Records.
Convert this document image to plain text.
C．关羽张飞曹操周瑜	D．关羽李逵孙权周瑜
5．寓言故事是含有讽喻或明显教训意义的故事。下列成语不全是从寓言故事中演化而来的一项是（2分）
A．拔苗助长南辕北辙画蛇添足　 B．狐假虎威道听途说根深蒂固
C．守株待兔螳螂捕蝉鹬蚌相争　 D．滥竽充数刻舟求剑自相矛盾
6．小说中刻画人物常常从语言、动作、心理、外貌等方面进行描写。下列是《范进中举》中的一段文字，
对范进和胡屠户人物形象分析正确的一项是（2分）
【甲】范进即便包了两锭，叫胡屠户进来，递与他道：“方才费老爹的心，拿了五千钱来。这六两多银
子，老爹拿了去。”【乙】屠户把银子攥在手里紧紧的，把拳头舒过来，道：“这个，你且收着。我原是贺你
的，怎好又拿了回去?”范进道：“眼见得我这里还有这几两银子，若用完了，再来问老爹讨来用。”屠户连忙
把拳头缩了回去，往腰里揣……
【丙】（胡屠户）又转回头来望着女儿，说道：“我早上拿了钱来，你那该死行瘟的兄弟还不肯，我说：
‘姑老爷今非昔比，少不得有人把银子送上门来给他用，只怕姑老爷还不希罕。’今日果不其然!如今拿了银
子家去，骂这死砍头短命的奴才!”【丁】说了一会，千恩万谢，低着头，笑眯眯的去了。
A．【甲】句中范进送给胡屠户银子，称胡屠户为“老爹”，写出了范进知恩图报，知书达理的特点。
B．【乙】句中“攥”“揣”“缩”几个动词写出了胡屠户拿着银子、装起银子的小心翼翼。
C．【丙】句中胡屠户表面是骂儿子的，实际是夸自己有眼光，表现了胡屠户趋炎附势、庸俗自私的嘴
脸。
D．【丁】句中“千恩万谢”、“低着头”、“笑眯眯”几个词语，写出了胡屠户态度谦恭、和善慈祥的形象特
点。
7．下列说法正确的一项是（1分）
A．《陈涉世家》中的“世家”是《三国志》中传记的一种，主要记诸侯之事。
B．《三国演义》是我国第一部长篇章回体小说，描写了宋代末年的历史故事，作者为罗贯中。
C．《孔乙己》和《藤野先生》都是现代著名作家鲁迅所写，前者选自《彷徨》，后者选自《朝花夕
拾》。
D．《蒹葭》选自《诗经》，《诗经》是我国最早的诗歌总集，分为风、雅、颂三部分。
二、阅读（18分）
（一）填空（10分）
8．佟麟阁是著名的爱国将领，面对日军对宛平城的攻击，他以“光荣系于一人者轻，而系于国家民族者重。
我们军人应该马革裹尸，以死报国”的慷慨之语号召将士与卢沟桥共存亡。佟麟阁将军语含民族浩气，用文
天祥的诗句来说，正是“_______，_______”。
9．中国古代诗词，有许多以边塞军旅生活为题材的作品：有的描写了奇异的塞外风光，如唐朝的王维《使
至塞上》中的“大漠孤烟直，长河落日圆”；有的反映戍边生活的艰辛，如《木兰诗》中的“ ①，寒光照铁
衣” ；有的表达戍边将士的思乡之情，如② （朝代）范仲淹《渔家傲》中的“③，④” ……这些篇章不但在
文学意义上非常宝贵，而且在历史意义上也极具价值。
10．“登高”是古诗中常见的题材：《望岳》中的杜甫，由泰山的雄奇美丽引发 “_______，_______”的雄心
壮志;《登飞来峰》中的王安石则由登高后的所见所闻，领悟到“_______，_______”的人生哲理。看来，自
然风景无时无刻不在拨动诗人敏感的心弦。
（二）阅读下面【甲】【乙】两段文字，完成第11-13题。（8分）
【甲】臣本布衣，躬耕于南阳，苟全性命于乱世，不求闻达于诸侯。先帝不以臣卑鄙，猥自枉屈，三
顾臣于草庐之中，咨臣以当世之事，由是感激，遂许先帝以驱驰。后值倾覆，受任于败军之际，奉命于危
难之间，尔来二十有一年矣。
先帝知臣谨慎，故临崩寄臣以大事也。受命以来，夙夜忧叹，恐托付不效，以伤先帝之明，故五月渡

Short exercise.
Within the records above, how many lines include the word "千恩万谢"? State the number by itself.

Written answer.
2